Data listing:
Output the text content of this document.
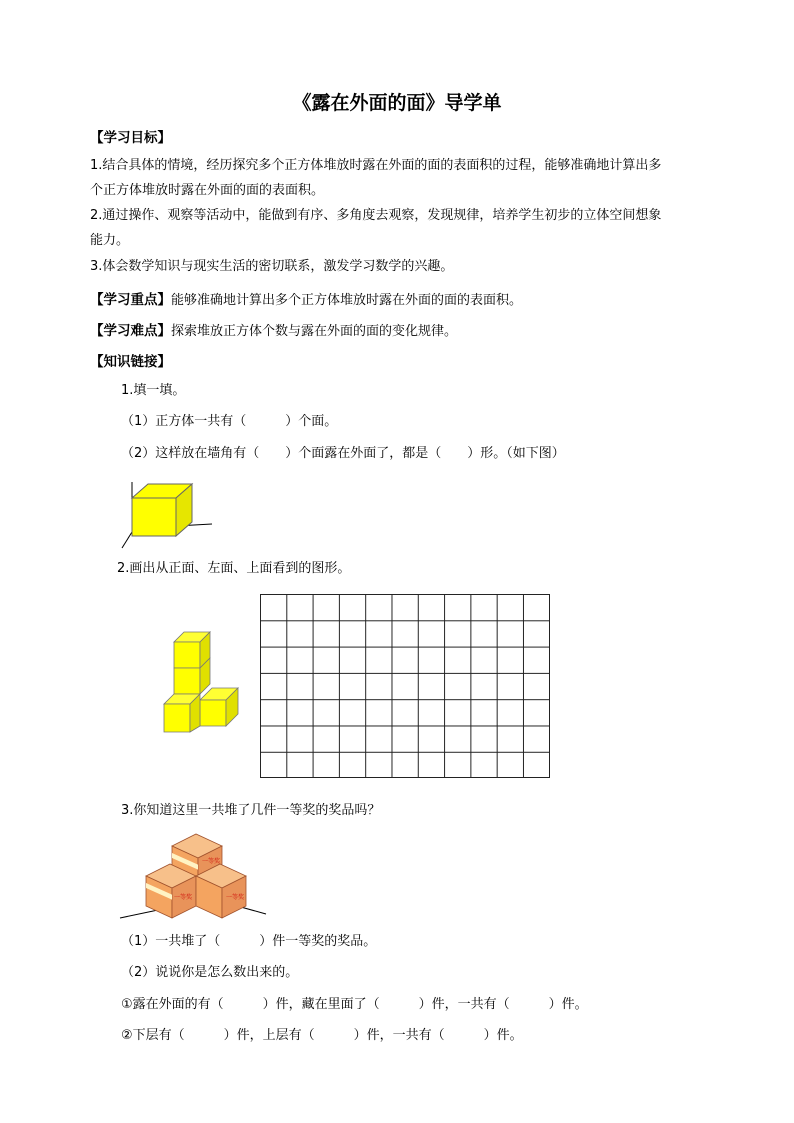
《露在外面的面》导学单
【学习目标】
1.结合具体的情境，经历探究多个正方体堆放时露在外面的面的表面积的过程，能够准确地计算出多
个正方体堆放时露在外面的面的表面积。
2.通过操作、观察等活动中，能做到有序、多角度去观察，发现规律，培养学生初步的立体空间想象
能力。
3.体会数学知识与现实生活的密切联系，激发学习数学的兴趣。
【学习重点】能够准确地计算出多个正方体堆放时露在外面的面的表面积。
【学习难点】探索堆放正方体个数与露在外面的面的变化规律。
【知识链接】
1.填一填。
（1）正方体一共有（　　　）个面。
（2）这样放在墙角有（　　）个面露在外面了，都是（　　）形。（如下图）
2.画出从正面、左面、上面看到的图形。
3.你知道这里一共堆了几件一等奖的奖品吗？
一等奖
一等奖	一等奖
（1）一共堆了（　　　）件一等奖的奖品。
（2）说说你是怎么数出来的。
①露在外面的有（　　　）件，藏在里面了（　　　）件，一共有（　　　）件。
②下层有（　　　）件，上层有（　　　）件，一共有（　　　）件。
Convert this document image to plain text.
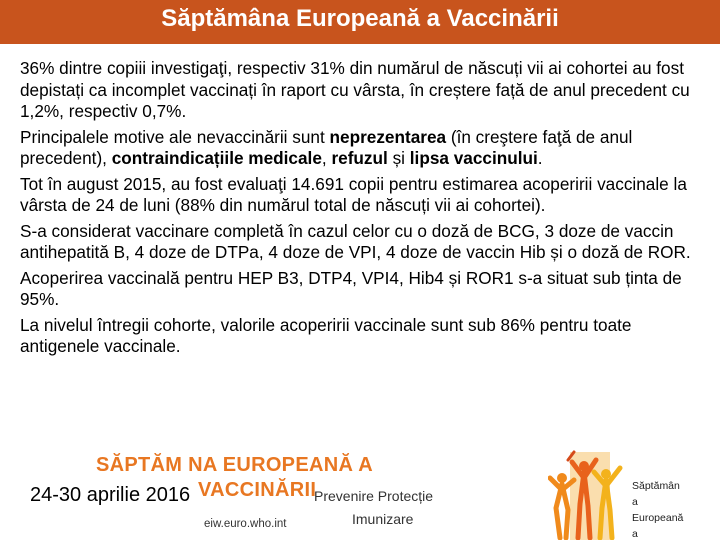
Săptămâna Europeană a Vaccinării

36% dintre copiii investigaţi, respectiv 31% din numărul de născuți vii ai cohortei au fost depistați ca incomplet vaccinați în raport cu vârsta, în creștere față de anul precedent cu 1,2%, respectiv 0,7%.

Principalele motive ale nevaccinării sunt neprezentarea (în creştere faţă de anul precedent), contraindicațiile medicale, refuzul și lipsa vaccinului.

Tot în august 2015, au fost evaluaţi 14.691 copii pentru estimarea acoperirii vaccinale la vârsta de 24 de luni (88% din numărul total de născuți vii ai cohortei).

S-a considerat vaccinare completă în cazul celor cu o doză de BCG, 3 doze de vaccin antihepatită B, 4 doze de DTPa, 4 doze de VPI, 4 doze de vaccin Hib și o doză de ROR.

Acoperirea vaccinală pentru HEP B3, DTP4, VPI4, Hib4 și ROR1 s-a situat sub ținta de 95%.

La nivelul întregii cohorte, valorile acoperirii vaccinale sunt sub 86% pentru toate antigenele vaccinale.

SĂPTĂM NA EUROPEANĂ A
VACCINĂRII
24-30 aprilie 2016	Prevenire Protecție
Imunizare
eiw.euro.who.int
Săptămân
a
Europeană
a
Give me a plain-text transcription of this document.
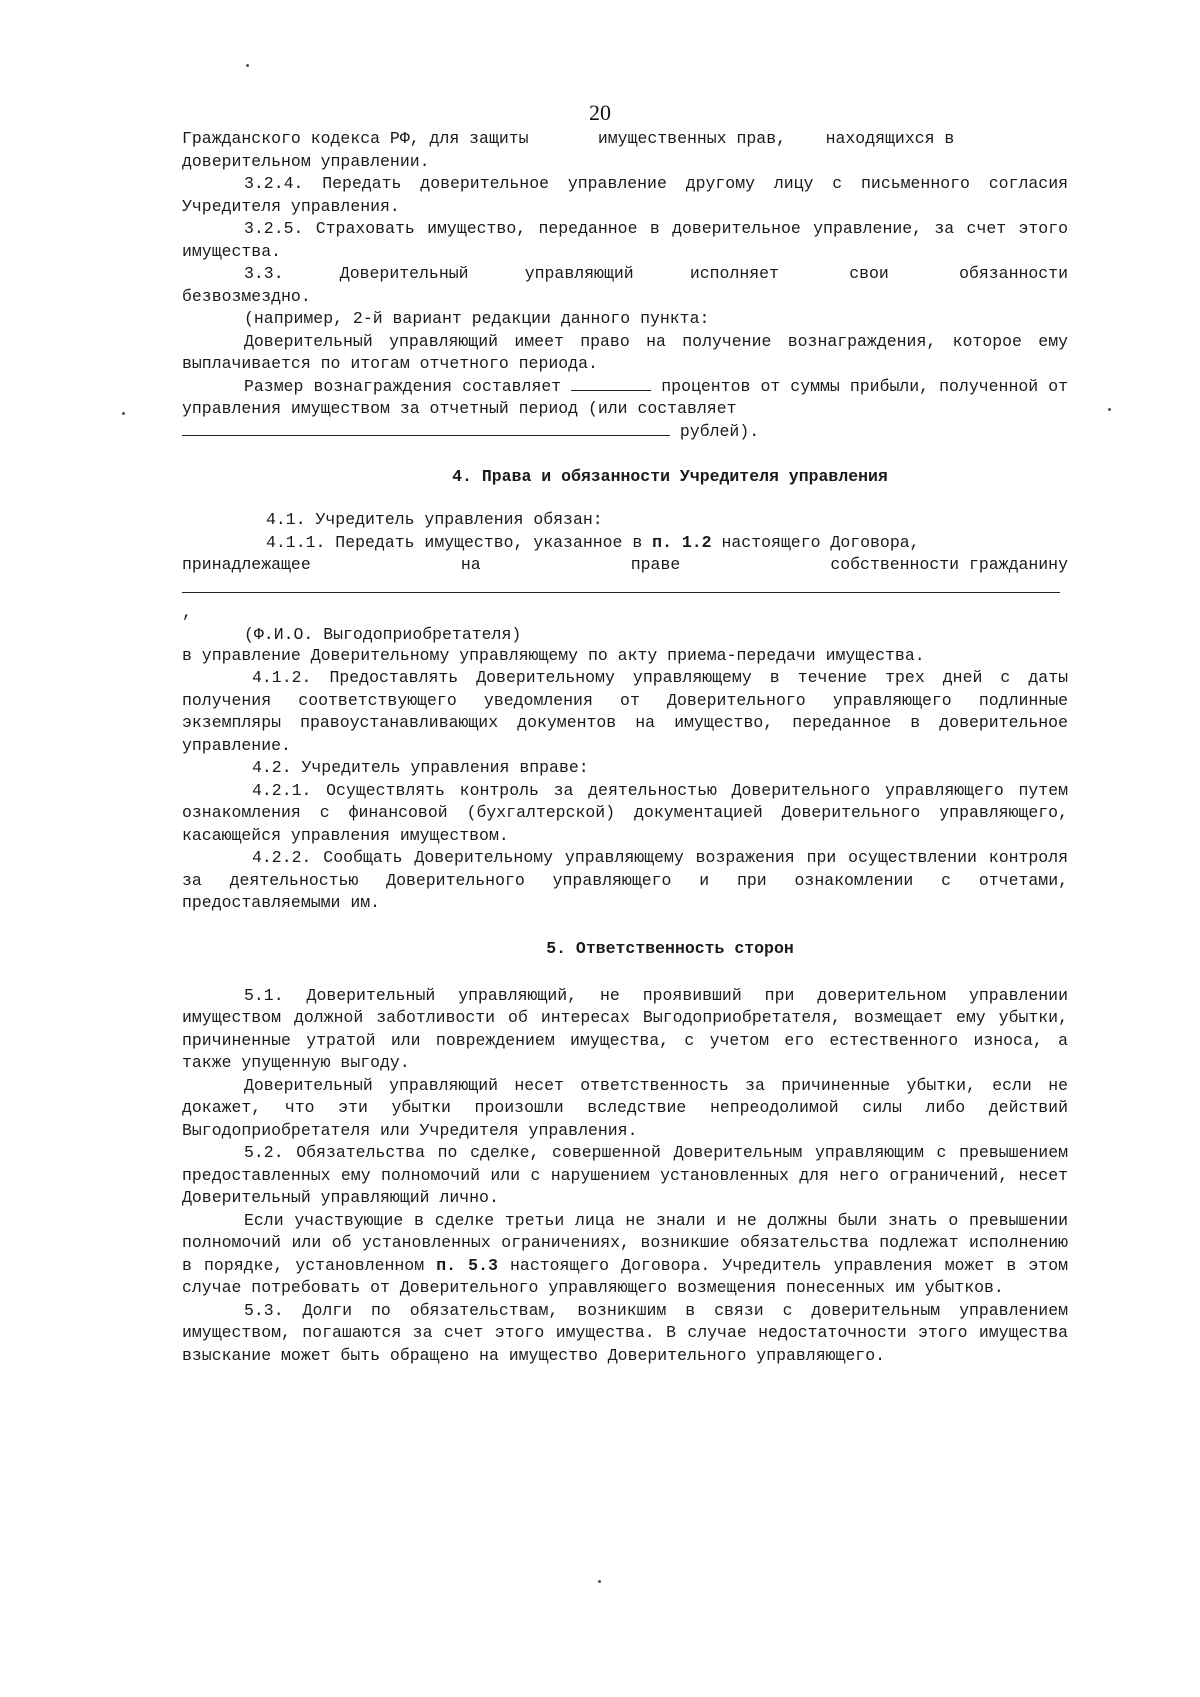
20

Гражданского кодекса РФ, для защиты       имущественных прав,    находящихся в

доверительном управлении.

3.2.4. Передать доверительное управление другому лицу с письменного согласия Учредителя управления.

3.2.5. Страховать имущество, переданное в доверительное управление, за счет этого имущества.

3.3.    Доверительный    управляющий    исполняет     свои     обязанности безвозмездно.

(например, 2-й вариант редакции данного пункта:

Доверительный управляющий имеет право на получение вознаграждения, которое ему выплачивается по итогам отчетного периода.

Размер вознаграждения составляет	процентов от суммы прибыли, полученной от управления имуществом за отчетный период (или составляет

рублей).

4. Права и обязанности Учредителя управления

4.1. Учредитель управления обязан:

4.1.1. Передать имущество, указанное в п. 1.2 настоящего Договора,

принадлежащее	на	праве	собственности гражданину

,

(Ф.И.О. Выгодоприобретателя)

в управление Доверительному управляющему по акту приема-передачи имущества.

4.1.2. Предоставлять Доверительному управляющему в течение трех дней с даты получения соответствующего уведомления от Доверительного управляющего подлинные экземпляры правоустанавливающих документов на имущество, переданное в доверительное управление.

4.2. Учредитель управления вправе:

4.2.1. Осуществлять контроль за деятельностью Доверительного управляющего путем ознакомления с финансовой (бухгалтерской) документацией Доверительного управляющего, касающейся управления имуществом.

4.2.2. Сообщать Доверительному управляющему возражения при осуществлении контроля за деятельностью Доверительного управляющего и при ознакомлении с отчетами, предоставляемыми им.

5. Ответственность сторон

5.1. Доверительный управляющий, не проявивший при доверительном управлении имуществом должной заботливости об интересах Выгодоприобретателя, возмещает ему убытки, причиненные утратой или повреждением имущества, с учетом его естественного износа, а также упущенную выгоду.

Доверительный управляющий несет ответственность за причиненные убытки, если не докажет, что эти убытки произошли вследствие непреодолимой силы либо действий Выгодоприобретателя или Учредителя управления.

5.2. Обязательства по сделке, совершенной Доверительным управляющим с превышением предоставленных ему полномочий или с нарушением установленных для него ограничений, несет Доверительный управляющий лично.

Если участвующие в сделке третьи лица не знали и не должны были знать о превышении полномочий или об установленных ограничениях, возникшие обязательства подлежат исполнению в порядке, установленном п. 5.3 настоящего Договора. Учредитель управления может в этом случае потребовать от Доверительного управляющего возмещения понесенных им убытков.

5.3. Долги по обязательствам, возникшим в связи с доверительным управлением имуществом, погашаются за счет этого имущества. В случае недостаточности этого имущества взыскание может быть обращено на имущество Доверительного управляющего.
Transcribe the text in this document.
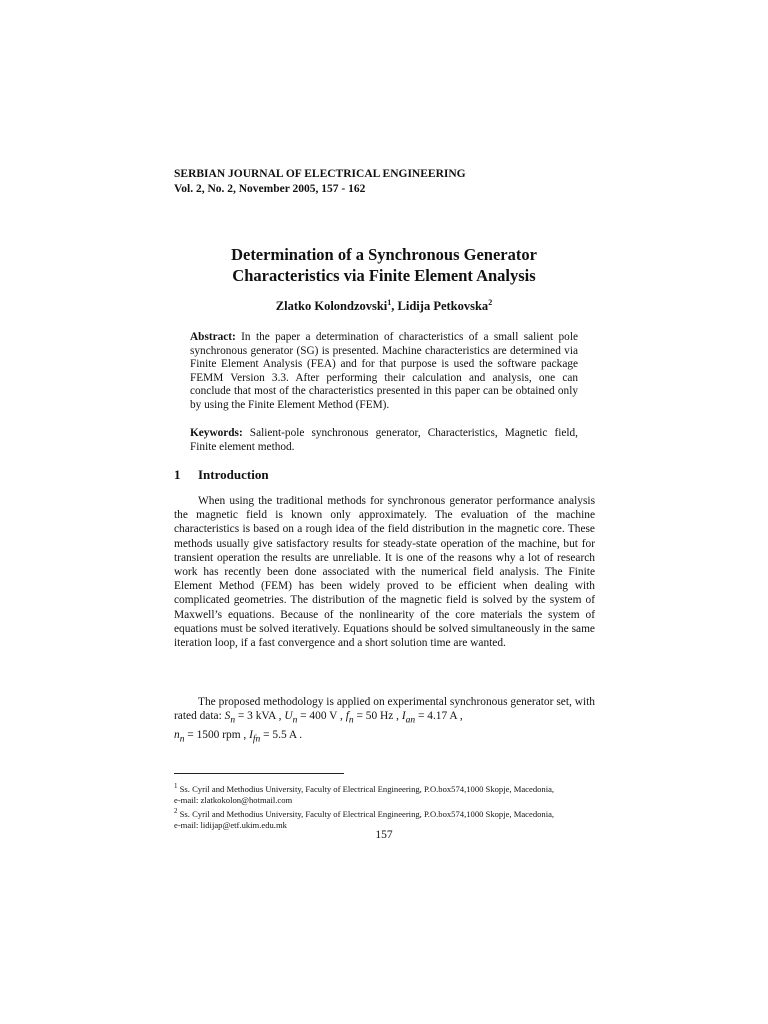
SERBIAN JOURNAL OF ELECTRICAL ENGINEERING
Vol. 2, No. 2, November 2005, 157 - 162
Determination of a Synchronous Generator
Characteristics via Finite Element Analysis
Zlatko Kolondzovski$^1$, Lidija Petkovska$^2$
Abstract: In the paper a determination of characteristics of a small salient pole synchronous generator (SG) is presented. Machine characteristics are determined via Finite Element Analysis (FEA) and for that purpose is used the software package FEMM Version 3.3. After performing their calculation and analysis, one can conclude that most of the characteristics presented in this paper can be obtained only by using the Finite Element Method (FEM).
Keywords: Salient-pole synchronous generator, Characteristics, Magnetic field, Finite element method.
1 Introduction
When using the traditional methods for synchronous generator performance analysis the magnetic field is known only approximately. The evaluation of the machine characteristics is based on a rough idea of the field distribution in the magnetic core. These methods usually give satisfactory results for steady-state operation of the machine, but for transient operation the results are unreliable. It is one of the reasons why a lot of research work has recently been done associated with the numerical field analysis. The Finite Element Method (FEM) has been widely proved to be efficient when dealing with complicated geometries. The distribution of the magnetic field is solved by the system of Maxwell’s equations. Because of the nonlinearity of the core materials the system of equations must be solved iteratively. Equations should be solved simultaneously in the same iteration loop, if a fast convergence and a short solution time are wanted.
The proposed methodology is applied on experimental synchronous generator set, with rated data: $S_n = 3$ kVA , $U_n = 400$ V , $f_n = 50$ Hz , $I_{an} = 4.17$ A ,
$n_n = 1500$ rpm , $I_{fn} = 5.5$ A .
$^1$ Ss. Cyril and Methodius University, Faculty of Electrical Engineering, P.O.box574,1000 Skopje, Macedonia,
e-mail: zlatkokolon@hotmail.com
$^2$ Ss. Cyril and Methodius University, Faculty of Electrical Engineering, P.O.box574,1000 Skopje, Macedonia,
e-mail: lidijap@etf.ukim.edu.mk
157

What you have to do: How many lines in the records hold the string "несет"? Reply with the number alone.

Response to this exercise: 2